PROBLEM TO SOLVE »
Below is a listing. Gather each line of it that contains "trọng".

RECORDS PROVIDED »
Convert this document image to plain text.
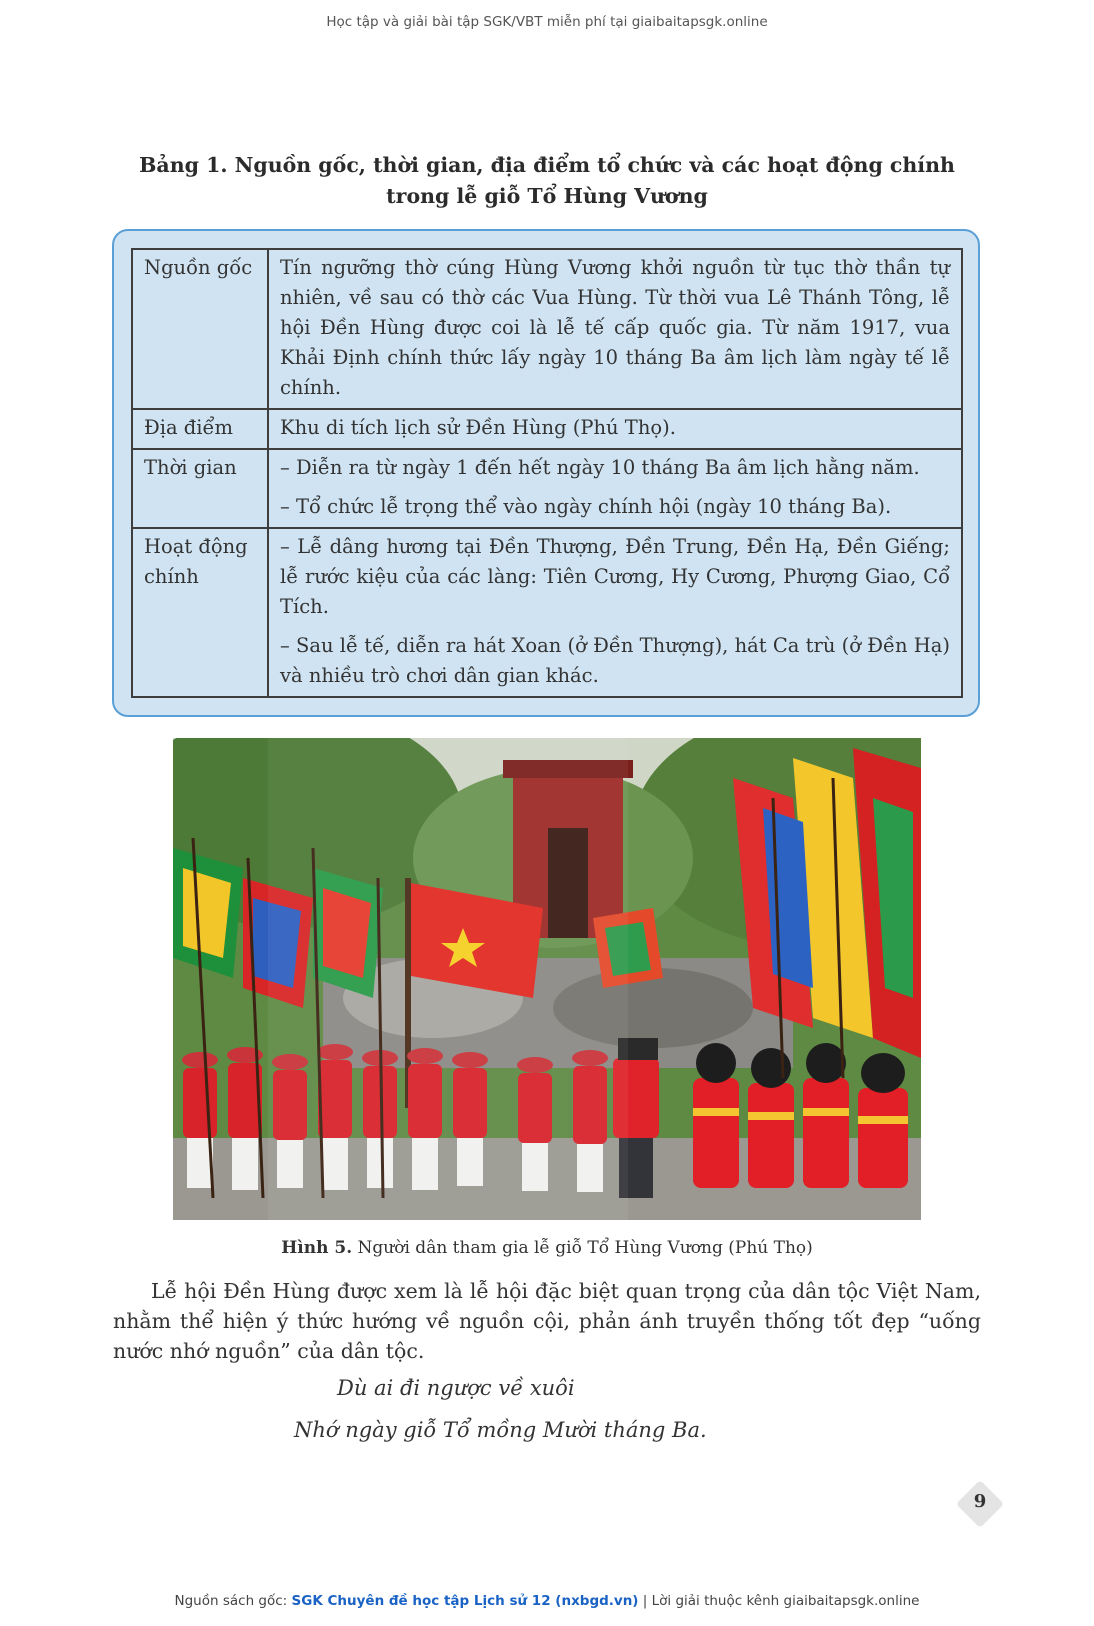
Học tập và giải bài tập SGK/VBT miễn phí tại giaibaitapsgk.online
Bảng 1. Nguồn gốc, thời gian, địa điểm tổ chức và các hoạt động chính
trong lễ giỗ Tổ Hùng Vương
Nguồn gốc	Tín ngưỡng thờ cúng Hùng Vương khởi nguồn từ tục thờ thần tự nhiên, về sau có thờ các Vua Hùng. Từ thời vua Lê Thánh Tông, lễ hội Đền Hùng được coi là lễ tế cấp quốc gia. Từ năm 1917, vua Khải Định chính thức lấy ngày 10 tháng Ba âm lịch làm ngày tế lễ chính.

Địa điểm	Khu di tích lịch sử Đền Hùng (Phú Thọ).

Thời gian	– Diễn ra từ ngày 1 đến hết ngày 10 tháng Ba âm lịch hằng năm.

– Tổ chức lễ trọng thể vào ngày chính hội (ngày 10 tháng Ba).

Hoạt động chính	– Lễ dâng hương tại Đền Thượng, Đền Trung, Đền Hạ, Đền Giếng; lễ rước kiệu của các làng: Tiên Cương, Hy Cương, Phượng Giao, Cổ Tích.

– Sau lễ tế, diễn ra hát Xoan (ở Đền Thượng), hát Ca trù (ở Đền Hạ) và nhiều trò chơi dân gian khác.

Hình 5. Người dân tham gia lễ giỗ Tổ Hùng Vương (Phú Thọ)

Lễ hội Đền Hùng được xem là lễ hội đặc biệt quan trọng của dân tộc Việt Nam, nhằm thể hiện ý thức hướng về nguồn cội, phản ánh truyền thống tốt đẹp “uống nước nhớ nguồn” của dân tộc.

Dù ai đi ngược về xuôi
Nhớ ngày giỗ Tổ mồng Mười tháng Ba.
9
Nguồn sách gốc: SGK Chuyên đề học tập Lịch sử 12 (nxbgd.vn) | Lời giải thuộc kênh giaibaitapsgk.online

TASK RESULT »
– Tổ chức lễ trọng thể vào ngày chính hội (ngày 10 tháng Ba).
Lễ hội Đền Hùng được xem là lễ hội đặc biệt quan trọng của dân tộc Việt Nam, nhằm thể hiện ý thức hướng về nguồn cội, phản ánh truyền thống tốt đẹp “uống nước nhớ nguồn” của dân tộc.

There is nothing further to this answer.